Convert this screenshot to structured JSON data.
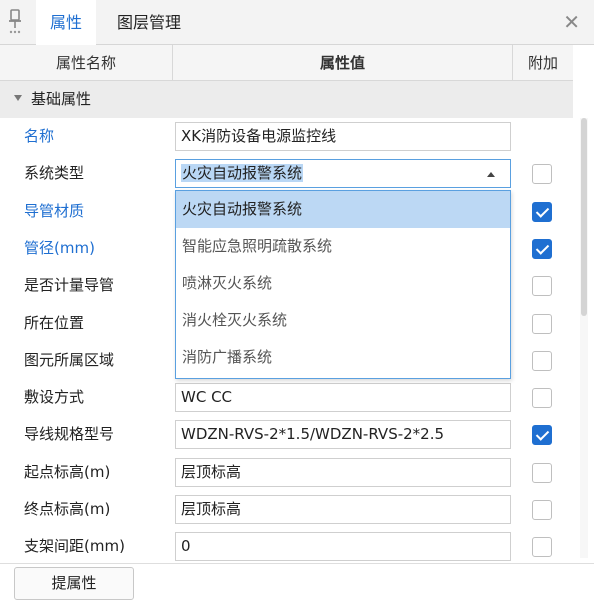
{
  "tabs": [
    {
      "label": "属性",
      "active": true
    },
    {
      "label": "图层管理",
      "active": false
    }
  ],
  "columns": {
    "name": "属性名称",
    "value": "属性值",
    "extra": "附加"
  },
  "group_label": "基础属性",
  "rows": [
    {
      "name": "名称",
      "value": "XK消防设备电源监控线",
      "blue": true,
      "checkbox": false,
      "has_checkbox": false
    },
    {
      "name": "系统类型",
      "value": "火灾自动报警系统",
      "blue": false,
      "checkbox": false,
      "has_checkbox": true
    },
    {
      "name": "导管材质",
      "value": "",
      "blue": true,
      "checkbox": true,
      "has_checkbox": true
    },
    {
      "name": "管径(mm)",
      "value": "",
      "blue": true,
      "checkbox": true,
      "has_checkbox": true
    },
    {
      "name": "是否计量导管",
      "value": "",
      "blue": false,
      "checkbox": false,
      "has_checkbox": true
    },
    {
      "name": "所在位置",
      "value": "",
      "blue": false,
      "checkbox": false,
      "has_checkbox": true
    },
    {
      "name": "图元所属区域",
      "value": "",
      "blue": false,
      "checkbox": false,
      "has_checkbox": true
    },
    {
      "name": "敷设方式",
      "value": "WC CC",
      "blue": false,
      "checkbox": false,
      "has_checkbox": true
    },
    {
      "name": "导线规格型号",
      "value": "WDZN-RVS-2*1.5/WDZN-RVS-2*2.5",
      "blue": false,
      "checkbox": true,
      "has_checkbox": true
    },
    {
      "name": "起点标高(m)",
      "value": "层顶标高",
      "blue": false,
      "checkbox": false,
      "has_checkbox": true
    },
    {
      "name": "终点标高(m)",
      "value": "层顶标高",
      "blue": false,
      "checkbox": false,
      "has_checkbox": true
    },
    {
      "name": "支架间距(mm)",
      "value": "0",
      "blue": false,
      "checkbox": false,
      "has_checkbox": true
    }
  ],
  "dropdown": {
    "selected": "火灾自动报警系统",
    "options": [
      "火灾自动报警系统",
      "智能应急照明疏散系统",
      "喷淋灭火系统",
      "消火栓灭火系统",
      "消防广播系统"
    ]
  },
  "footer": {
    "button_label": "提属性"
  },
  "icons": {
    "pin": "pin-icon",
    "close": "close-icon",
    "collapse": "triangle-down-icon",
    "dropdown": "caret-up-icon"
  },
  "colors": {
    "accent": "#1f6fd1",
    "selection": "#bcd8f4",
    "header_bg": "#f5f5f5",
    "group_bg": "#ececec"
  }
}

- - -

Task requirements:
Skip the pictures and transcribe the rest of the records exactly.

Result:
Convert this screenshot to structured JSON data.
{
  "tabs": [
    {
      "label": "属性",
      "active": true
    },
    {
      "label": "图层管理",
      "active": false
    }
  ],
  "columns": {
    "name": "属性名称",
    "value": "属性值",
    "extra": "附加"
  },
  "group_label": "基础属性",
  "rows": [
    {
      "name": "名称",
      "value": "XK消防设备电源监控线",
      "blue": true,
      "checkbox": false,
      "has_checkbox": false
    },
    {
      "name": "系统类型",
      "value": "火灾自动报警系统",
      "blue": false,
      "checkbox": false,
      "has_checkbox": true
    },
    {
      "name": "导管材质",
      "value": "",
      "blue": true,
      "checkbox": true,
      "has_checkbox": true
    },
    {
      "name": "管径(mm)",
      "value": "",
      "blue": true,
      "checkbox": true,
      "has_checkbox": true
    },
    {
      "name": "是否计量导管",
      "value": "",
      "blue": false,
      "checkbox": false,
      "has_checkbox": true
    },
    {
      "name": "所在位置",
      "value": "",
      "blue": false,
      "checkbox": false,
      "has_checkbox": true
    },
    {
      "name": "图元所属区域",
      "value": "",
      "blue": false,
      "checkbox": false,
      "has_checkbox": true
    },
    {
      "name": "敷设方式",
      "value": "WC CC",
      "blue": false,
      "checkbox": false,
      "has_checkbox": true
    },
    {
      "name": "导线规格型号",
      "value": "WDZN-RVS-2*1.5/WDZN-RVS-2*2.5",
      "blue": false,
      "checkbox": true,
      "has_checkbox": true
    },
    {
      "name": "起点标高(m)",
      "value": "层顶标高",
      "blue": false,
      "checkbox": false,
      "has_checkbox": true
    },
    {
      "name": "终点标高(m)",
      "value": "层顶标高",
      "blue": false,
      "checkbox": false,
      "has_checkbox": true
    },
    {
      "name": "支架间距(mm)",
      "value": "0",
      "blue": false,
      "checkbox": false,
      "has_checkbox": true
    }
  ],
  "dropdown": {
    "selected": "火灾自动报警系统",
    "options": [
      "火灾自动报警系统",
      "智能应急照明疏散系统",
      "喷淋灭火系统",
      "消火栓灭火系统",
      "消防广播系统"
    ]
  },
  "footer": {
    "button_label": "提属性"
  },
  "icons": {
    "pin": "pin-icon",
    "close": "close-icon",
    "collapse": "triangle-down-icon",
    "dropdown": "caret-up-icon"
  },
  "colors": {
    "accent": "#1f6fd1",
    "selection": "#bcd8f4",
    "header_bg": "#f5f5f5",
    "group_bg": "#ececec"
  }
}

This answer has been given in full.